-- Listing start --
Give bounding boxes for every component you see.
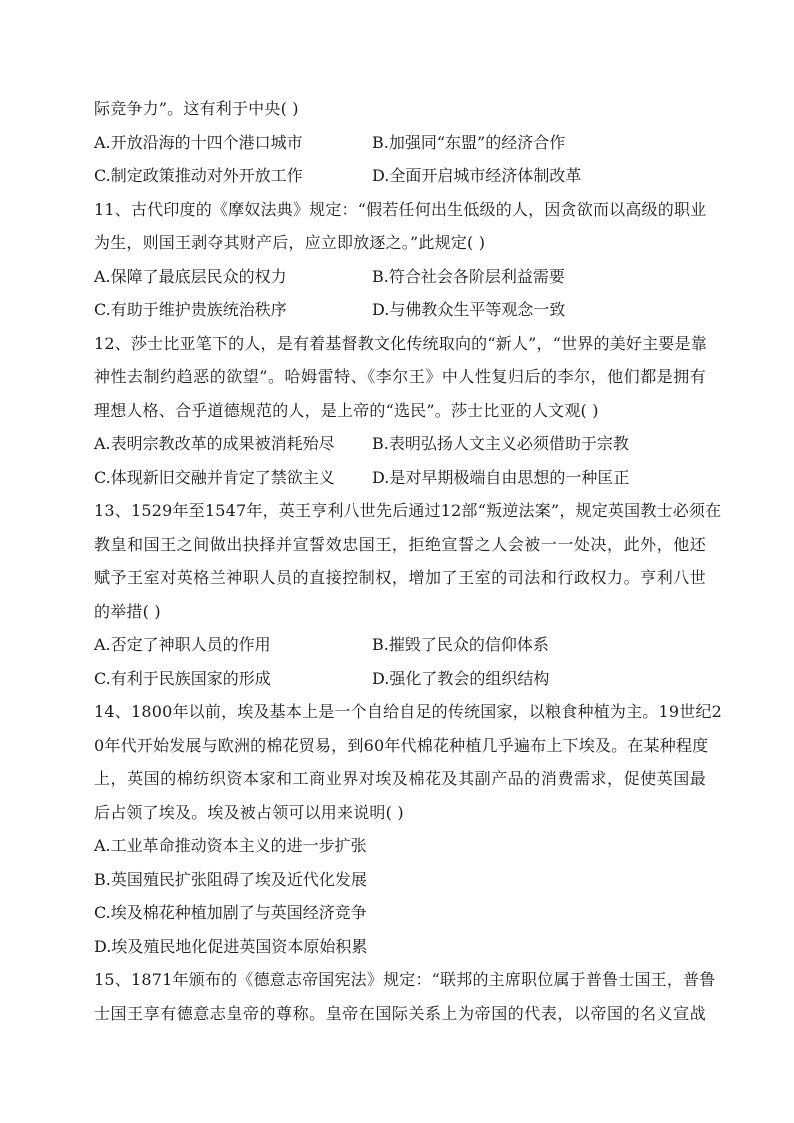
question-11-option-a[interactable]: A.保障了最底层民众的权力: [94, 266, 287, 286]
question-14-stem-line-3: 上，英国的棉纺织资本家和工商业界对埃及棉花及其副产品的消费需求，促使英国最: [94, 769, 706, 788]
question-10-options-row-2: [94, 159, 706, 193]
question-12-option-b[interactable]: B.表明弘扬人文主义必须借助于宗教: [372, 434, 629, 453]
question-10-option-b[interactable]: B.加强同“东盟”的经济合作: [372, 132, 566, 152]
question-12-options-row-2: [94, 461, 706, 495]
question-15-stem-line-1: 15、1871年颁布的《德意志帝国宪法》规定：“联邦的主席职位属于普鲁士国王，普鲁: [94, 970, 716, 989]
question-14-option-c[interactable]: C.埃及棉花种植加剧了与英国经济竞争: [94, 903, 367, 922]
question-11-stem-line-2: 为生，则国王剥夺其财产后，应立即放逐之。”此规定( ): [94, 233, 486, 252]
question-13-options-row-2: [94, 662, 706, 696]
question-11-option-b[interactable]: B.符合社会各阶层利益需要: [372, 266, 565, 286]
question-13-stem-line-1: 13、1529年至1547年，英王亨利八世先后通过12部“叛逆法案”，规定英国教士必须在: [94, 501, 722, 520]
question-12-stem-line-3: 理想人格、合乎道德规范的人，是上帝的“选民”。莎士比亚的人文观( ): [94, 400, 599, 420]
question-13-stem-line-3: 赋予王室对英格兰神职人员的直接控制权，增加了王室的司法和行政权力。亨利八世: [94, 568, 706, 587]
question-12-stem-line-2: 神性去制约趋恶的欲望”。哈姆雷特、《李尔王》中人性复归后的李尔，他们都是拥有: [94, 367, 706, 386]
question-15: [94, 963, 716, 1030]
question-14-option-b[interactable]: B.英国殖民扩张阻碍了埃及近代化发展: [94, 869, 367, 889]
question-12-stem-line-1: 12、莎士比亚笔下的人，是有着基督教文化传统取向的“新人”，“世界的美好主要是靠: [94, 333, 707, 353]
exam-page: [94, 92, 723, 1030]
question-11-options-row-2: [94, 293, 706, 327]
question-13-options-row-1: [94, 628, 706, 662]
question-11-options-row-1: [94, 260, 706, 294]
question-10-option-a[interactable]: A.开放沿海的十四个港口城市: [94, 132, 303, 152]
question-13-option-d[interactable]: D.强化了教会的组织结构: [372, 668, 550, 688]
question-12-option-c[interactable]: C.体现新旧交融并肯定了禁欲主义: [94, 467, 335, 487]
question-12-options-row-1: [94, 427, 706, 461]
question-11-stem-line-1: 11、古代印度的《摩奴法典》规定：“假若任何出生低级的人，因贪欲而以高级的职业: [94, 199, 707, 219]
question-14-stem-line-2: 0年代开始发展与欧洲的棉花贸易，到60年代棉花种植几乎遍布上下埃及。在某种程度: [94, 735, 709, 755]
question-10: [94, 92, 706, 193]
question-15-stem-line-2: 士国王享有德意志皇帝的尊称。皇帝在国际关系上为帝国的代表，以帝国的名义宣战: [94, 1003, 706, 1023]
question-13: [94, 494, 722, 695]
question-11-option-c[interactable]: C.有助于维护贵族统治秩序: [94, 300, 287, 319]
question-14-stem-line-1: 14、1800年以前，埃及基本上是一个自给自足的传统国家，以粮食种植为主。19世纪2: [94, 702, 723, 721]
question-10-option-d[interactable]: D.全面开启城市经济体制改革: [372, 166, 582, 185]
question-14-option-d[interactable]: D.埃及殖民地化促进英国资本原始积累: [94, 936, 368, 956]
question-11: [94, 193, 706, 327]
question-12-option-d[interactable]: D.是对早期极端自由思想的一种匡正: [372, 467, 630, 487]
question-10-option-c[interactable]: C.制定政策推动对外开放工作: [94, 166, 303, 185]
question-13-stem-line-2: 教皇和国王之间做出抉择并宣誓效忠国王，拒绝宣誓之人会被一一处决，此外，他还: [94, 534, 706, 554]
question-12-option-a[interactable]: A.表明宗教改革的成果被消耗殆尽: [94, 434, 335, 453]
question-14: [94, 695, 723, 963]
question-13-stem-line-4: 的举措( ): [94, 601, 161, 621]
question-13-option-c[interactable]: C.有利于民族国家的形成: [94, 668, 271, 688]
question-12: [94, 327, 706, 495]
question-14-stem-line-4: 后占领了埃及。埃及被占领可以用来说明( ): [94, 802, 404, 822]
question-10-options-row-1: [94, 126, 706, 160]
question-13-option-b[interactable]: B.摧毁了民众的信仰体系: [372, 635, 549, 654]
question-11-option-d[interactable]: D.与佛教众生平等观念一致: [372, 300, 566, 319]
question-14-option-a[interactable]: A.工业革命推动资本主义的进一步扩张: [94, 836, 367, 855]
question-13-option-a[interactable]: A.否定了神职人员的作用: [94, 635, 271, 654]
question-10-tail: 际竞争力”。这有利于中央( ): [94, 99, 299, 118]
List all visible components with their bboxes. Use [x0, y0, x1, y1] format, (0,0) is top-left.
-- Listing end --
-- Listing start --
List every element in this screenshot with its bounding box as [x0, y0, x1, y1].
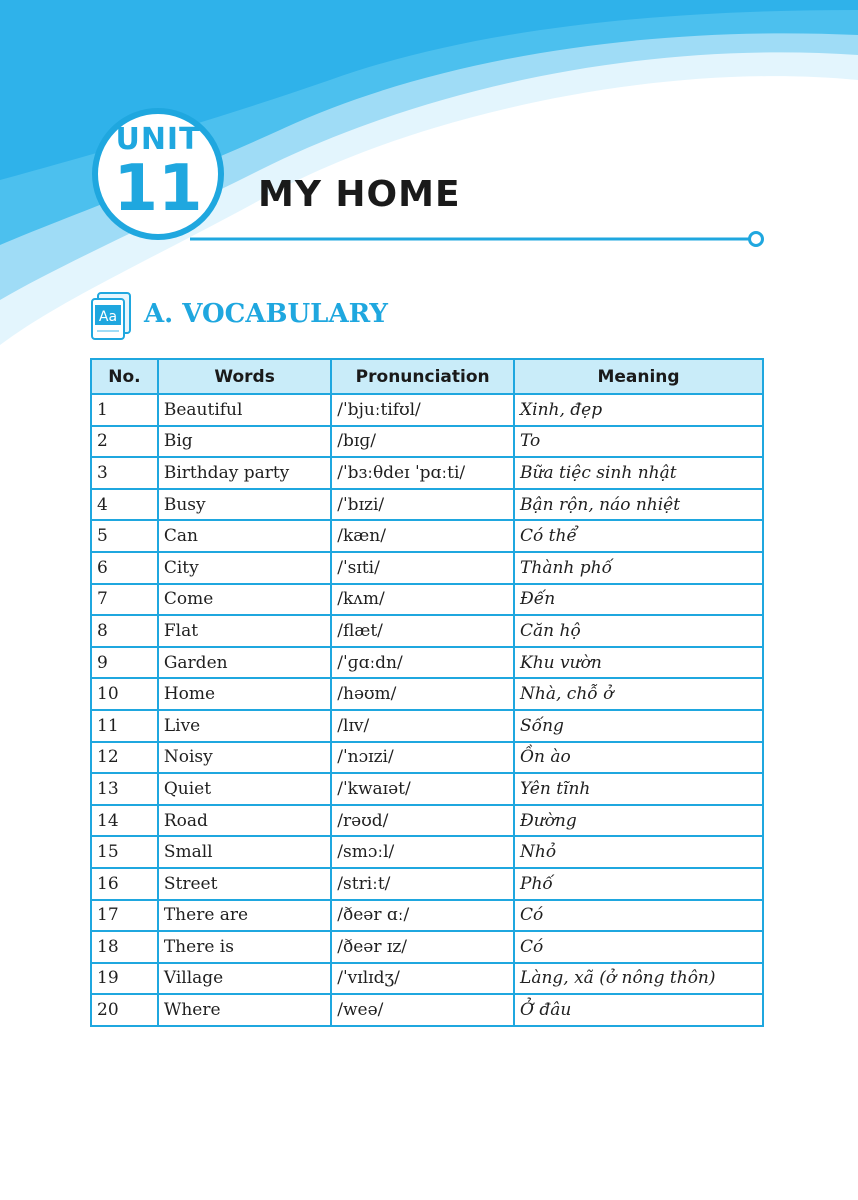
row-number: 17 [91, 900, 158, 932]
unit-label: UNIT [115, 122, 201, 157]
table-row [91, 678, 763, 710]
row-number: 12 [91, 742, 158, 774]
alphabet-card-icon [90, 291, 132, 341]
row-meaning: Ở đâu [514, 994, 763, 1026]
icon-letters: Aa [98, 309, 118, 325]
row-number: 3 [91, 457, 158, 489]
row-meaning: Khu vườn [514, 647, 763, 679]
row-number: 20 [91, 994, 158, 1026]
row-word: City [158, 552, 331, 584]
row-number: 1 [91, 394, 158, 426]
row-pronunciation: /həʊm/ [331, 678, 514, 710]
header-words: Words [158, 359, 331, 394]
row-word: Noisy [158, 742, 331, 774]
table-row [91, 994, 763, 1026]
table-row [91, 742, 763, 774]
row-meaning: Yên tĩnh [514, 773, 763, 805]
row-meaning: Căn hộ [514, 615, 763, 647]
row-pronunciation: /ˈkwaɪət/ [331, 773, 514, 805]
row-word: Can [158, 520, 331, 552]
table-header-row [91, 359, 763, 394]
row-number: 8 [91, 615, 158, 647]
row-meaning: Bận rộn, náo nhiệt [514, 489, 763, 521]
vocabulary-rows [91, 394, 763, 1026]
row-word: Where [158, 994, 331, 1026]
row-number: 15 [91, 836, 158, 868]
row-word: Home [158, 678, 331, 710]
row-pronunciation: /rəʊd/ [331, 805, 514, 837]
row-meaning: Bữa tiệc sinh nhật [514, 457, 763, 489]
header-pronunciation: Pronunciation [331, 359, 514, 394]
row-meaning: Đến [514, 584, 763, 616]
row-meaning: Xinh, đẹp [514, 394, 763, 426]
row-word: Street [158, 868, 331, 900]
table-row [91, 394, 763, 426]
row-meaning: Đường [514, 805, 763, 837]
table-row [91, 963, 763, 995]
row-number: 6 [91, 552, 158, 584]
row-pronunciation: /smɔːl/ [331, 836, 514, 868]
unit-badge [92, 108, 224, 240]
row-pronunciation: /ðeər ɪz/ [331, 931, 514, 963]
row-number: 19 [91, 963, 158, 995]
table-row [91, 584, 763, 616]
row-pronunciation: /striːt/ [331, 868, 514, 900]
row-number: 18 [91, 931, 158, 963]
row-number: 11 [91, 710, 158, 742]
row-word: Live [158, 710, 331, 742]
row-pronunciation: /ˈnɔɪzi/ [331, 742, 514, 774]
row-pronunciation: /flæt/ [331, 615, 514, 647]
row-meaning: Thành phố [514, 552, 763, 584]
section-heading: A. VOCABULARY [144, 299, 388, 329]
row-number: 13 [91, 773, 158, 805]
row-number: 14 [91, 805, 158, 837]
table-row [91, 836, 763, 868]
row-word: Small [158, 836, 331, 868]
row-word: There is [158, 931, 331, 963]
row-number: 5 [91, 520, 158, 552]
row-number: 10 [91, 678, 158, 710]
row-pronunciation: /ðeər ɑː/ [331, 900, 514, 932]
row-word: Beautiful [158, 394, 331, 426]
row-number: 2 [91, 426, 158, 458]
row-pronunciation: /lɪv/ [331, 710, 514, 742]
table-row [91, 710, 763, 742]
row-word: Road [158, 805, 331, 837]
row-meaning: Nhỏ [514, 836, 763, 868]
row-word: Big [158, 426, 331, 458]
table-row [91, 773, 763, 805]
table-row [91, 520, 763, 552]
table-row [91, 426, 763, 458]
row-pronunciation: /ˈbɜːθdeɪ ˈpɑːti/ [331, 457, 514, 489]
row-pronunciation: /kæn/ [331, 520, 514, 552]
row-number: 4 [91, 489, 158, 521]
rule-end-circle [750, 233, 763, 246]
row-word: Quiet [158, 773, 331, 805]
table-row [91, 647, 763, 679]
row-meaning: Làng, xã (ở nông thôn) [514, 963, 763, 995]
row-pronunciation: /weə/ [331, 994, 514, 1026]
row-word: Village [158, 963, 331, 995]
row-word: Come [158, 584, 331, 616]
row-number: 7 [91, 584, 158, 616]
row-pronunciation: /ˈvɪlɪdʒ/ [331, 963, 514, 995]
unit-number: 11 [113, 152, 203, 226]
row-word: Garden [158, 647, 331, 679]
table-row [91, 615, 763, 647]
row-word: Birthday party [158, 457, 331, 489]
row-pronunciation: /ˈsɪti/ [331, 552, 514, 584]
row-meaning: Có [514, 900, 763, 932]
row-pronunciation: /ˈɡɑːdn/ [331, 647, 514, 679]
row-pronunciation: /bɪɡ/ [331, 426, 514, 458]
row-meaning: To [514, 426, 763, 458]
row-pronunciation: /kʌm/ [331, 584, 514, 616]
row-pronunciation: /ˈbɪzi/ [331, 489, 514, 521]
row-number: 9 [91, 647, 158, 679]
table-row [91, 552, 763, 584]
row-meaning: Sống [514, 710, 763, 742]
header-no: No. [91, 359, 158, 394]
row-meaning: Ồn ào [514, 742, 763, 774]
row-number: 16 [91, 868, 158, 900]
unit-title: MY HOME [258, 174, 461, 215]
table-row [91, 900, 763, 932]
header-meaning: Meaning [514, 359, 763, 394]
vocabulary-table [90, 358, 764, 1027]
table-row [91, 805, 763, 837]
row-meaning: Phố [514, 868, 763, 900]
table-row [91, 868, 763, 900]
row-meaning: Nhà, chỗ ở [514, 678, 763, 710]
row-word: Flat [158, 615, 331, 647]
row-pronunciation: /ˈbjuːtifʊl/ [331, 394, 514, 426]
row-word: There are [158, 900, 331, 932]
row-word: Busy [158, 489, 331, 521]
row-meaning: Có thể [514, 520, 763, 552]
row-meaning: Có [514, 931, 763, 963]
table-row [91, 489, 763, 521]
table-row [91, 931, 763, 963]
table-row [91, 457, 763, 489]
-- Listing end --
-- Listing start --
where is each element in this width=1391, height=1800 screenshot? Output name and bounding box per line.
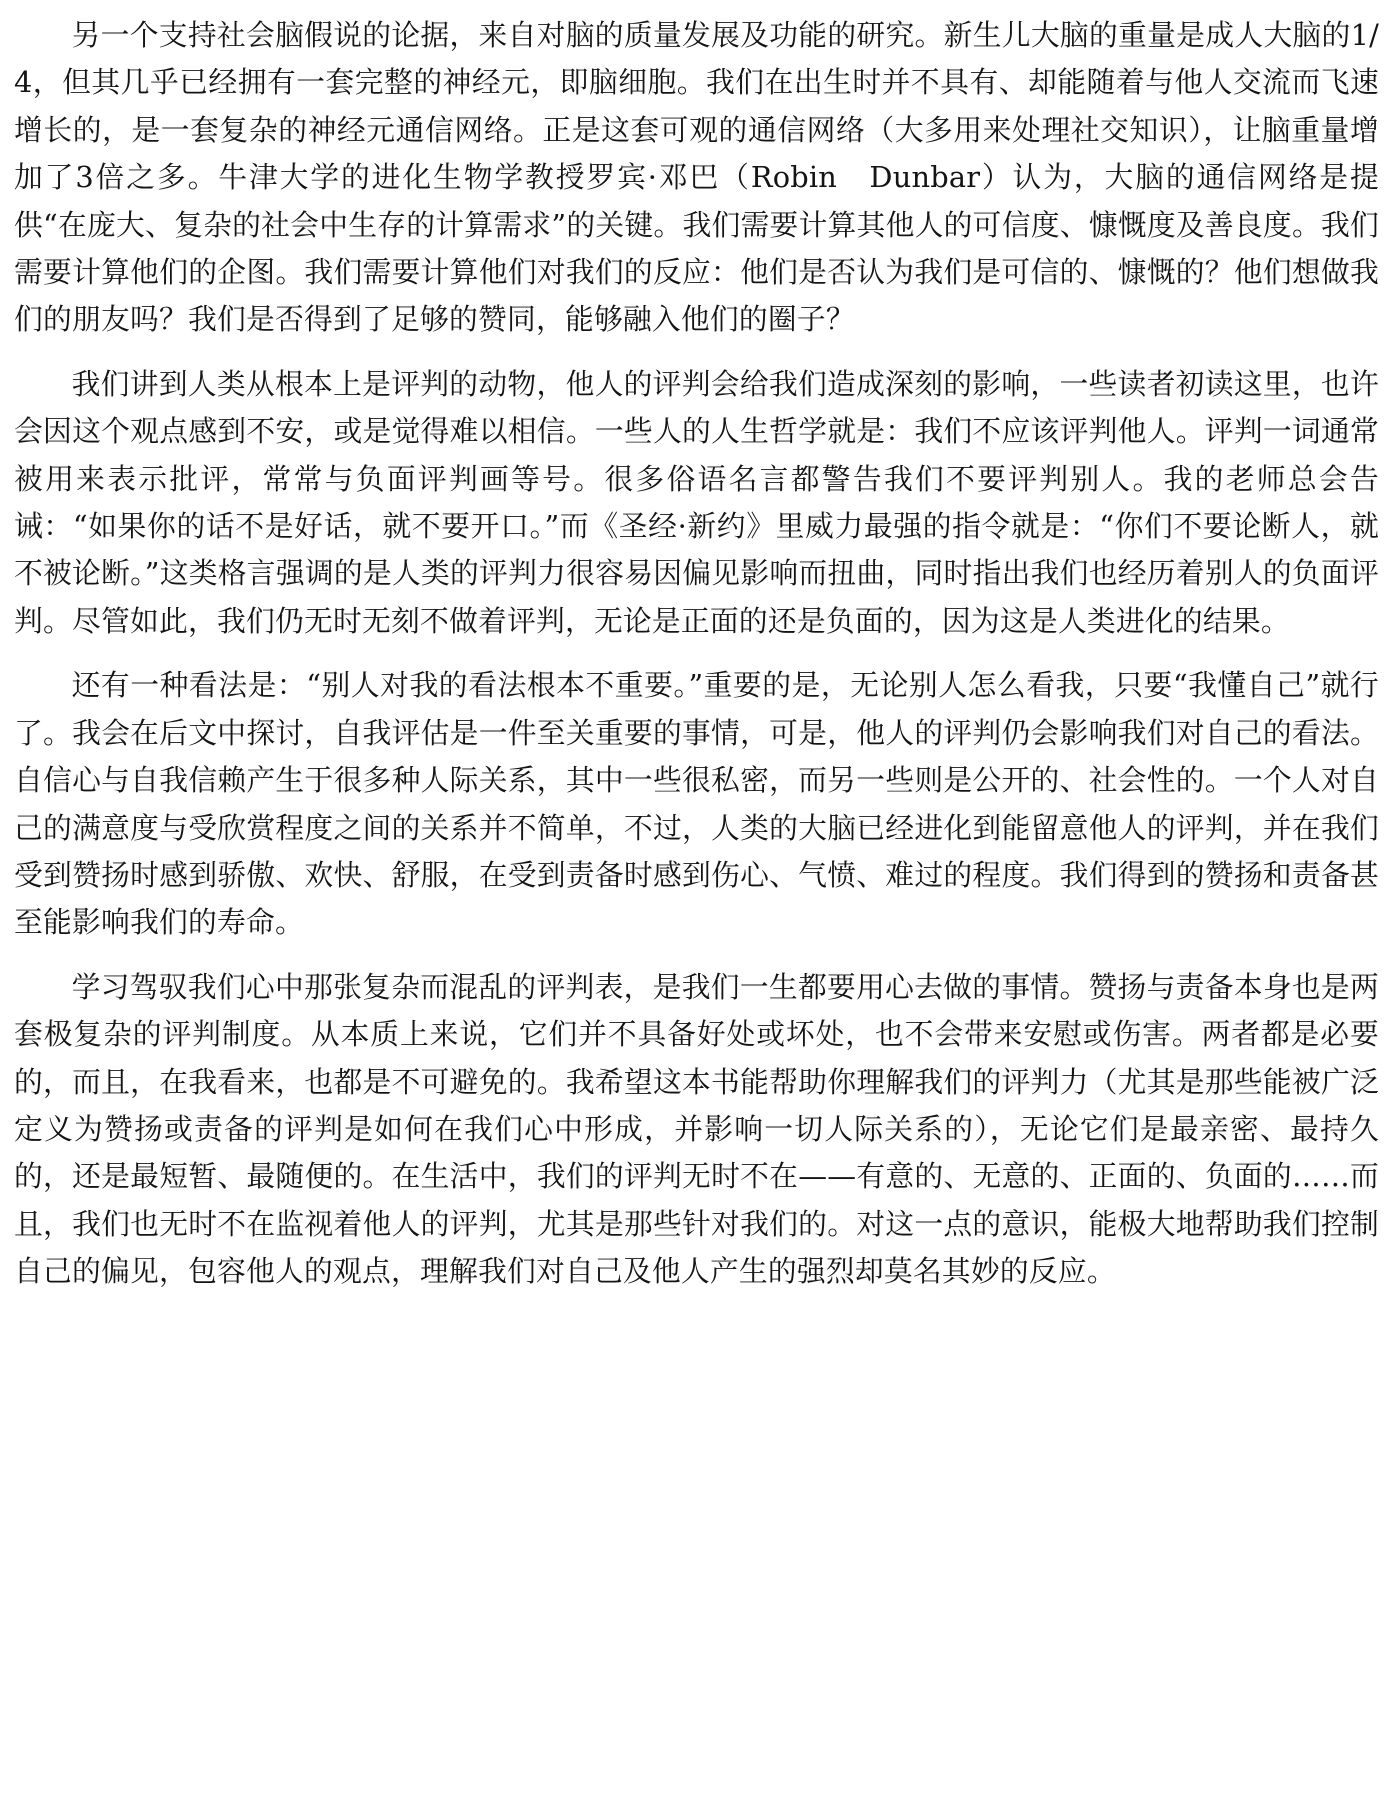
-- Listing end --
§ **Aim**
Copy out in full every line above that contains the word "unit".

§ **The solution**
unit-label: UNIT [115, 122, 201, 157]
unit-badge [92, 108, 224, 240]
unit-number: 11 [113, 152, 203, 226]
unit-title: MY HOME [258, 174, 461, 215]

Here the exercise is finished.